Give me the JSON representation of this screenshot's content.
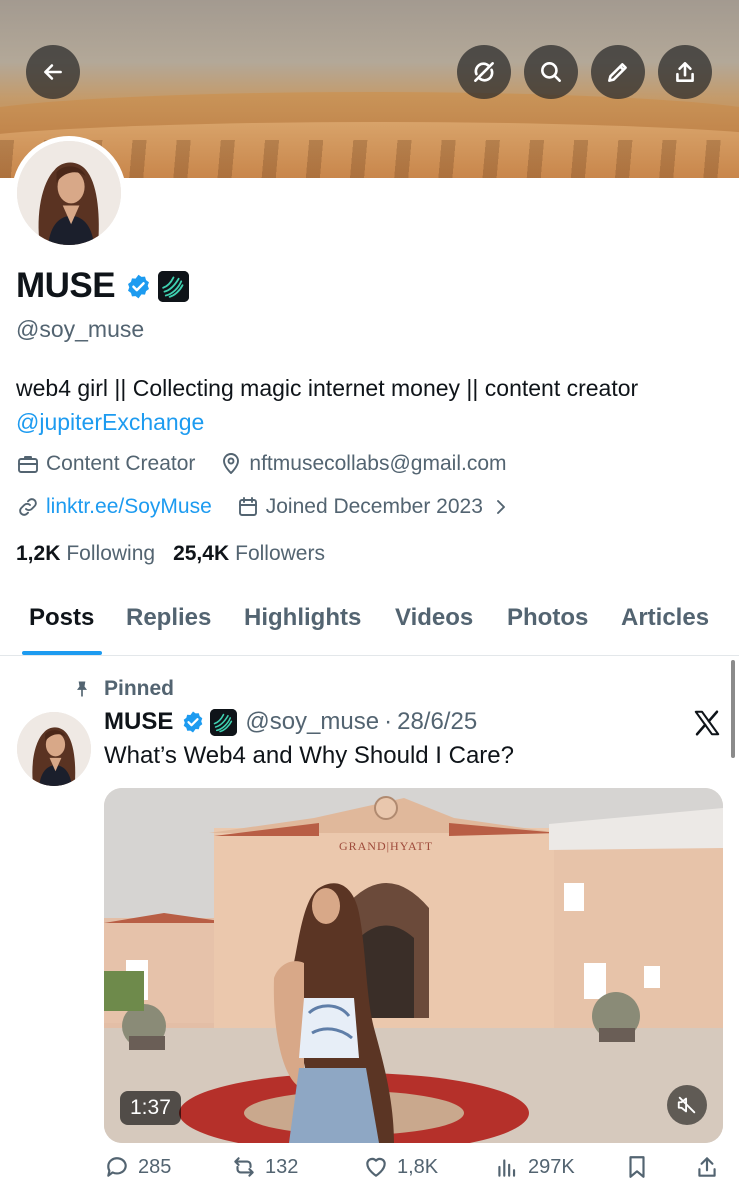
{
  "header": {
    "back_icon": "arrow-left-icon",
    "actions": [
      "no-sync-icon",
      "search-icon",
      "edit-icon",
      "share-icon"
    ]
  },
  "profile": {
    "name": "MUSE",
    "handle": "@soy_muse",
    "bio": "web4 girl || Collecting magic internet money || content creator",
    "bio_mention": "@jupiterExchange",
    "category": "Content Creator",
    "email": "nftmusecollabs@gmail.com",
    "link": "linktr.ee/SoyMuse",
    "joined": "Joined December 2023",
    "following_count": "1,2K",
    "following_label": "Following",
    "followers_count": "25,4K",
    "followers_label": "Followers"
  },
  "tabs": [
    "Posts",
    "Replies",
    "Highlights",
    "Videos",
    "Photos",
    "Articles"
  ],
  "pinned_tweet": {
    "pinned_label": "Pinned",
    "name": "MUSE",
    "handle": "@soy_muse",
    "separator": "·",
    "date": "28/6/25",
    "text": "What’s Web4 and Why Should I Care?",
    "media_sign": "GRAND|HYATT",
    "video_duration": "1:37",
    "replies": "285",
    "retweets": "132",
    "likes": "1,8K",
    "views": "297K"
  },
  "colors": {
    "accent": "#1d9bf0",
    "text_primary": "#0f1419",
    "text_secondary": "#536471"
  }
}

Problem details.
Each record should be quoted exactly, with the images omitted.

In response.
Give me the JSON representation of this screenshot's content.
{
  "header": {
    "back_icon": "arrow-left-icon",
    "actions": [
      "no-sync-icon",
      "search-icon",
      "edit-icon",
      "share-icon"
    ]
  },
  "profile": {
    "name": "MUSE",
    "handle": "@soy_muse",
    "bio": "web4 girl || Collecting magic internet money || content creator",
    "bio_mention": "@jupiterExchange",
    "category": "Content Creator",
    "email": "nftmusecollabs@gmail.com",
    "link": "linktr.ee/SoyMuse",
    "joined": "Joined December 2023",
    "following_count": "1,2K",
    "following_label": "Following",
    "followers_count": "25,4K",
    "followers_label": "Followers"
  },
  "tabs": [
    "Posts",
    "Replies",
    "Highlights",
    "Videos",
    "Photos",
    "Articles"
  ],
  "pinned_tweet": {
    "pinned_label": "Pinned",
    "name": "MUSE",
    "handle": "@soy_muse",
    "separator": "·",
    "date": "28/6/25",
    "text": "What’s Web4 and Why Should I Care?",
    "media_sign": "GRAND|HYATT",
    "video_duration": "1:37",
    "replies": "285",
    "retweets": "132",
    "likes": "1,8K",
    "views": "297K"
  },
  "colors": {
    "accent": "#1d9bf0",
    "text_primary": "#0f1419",
    "text_secondary": "#536471"
  }
}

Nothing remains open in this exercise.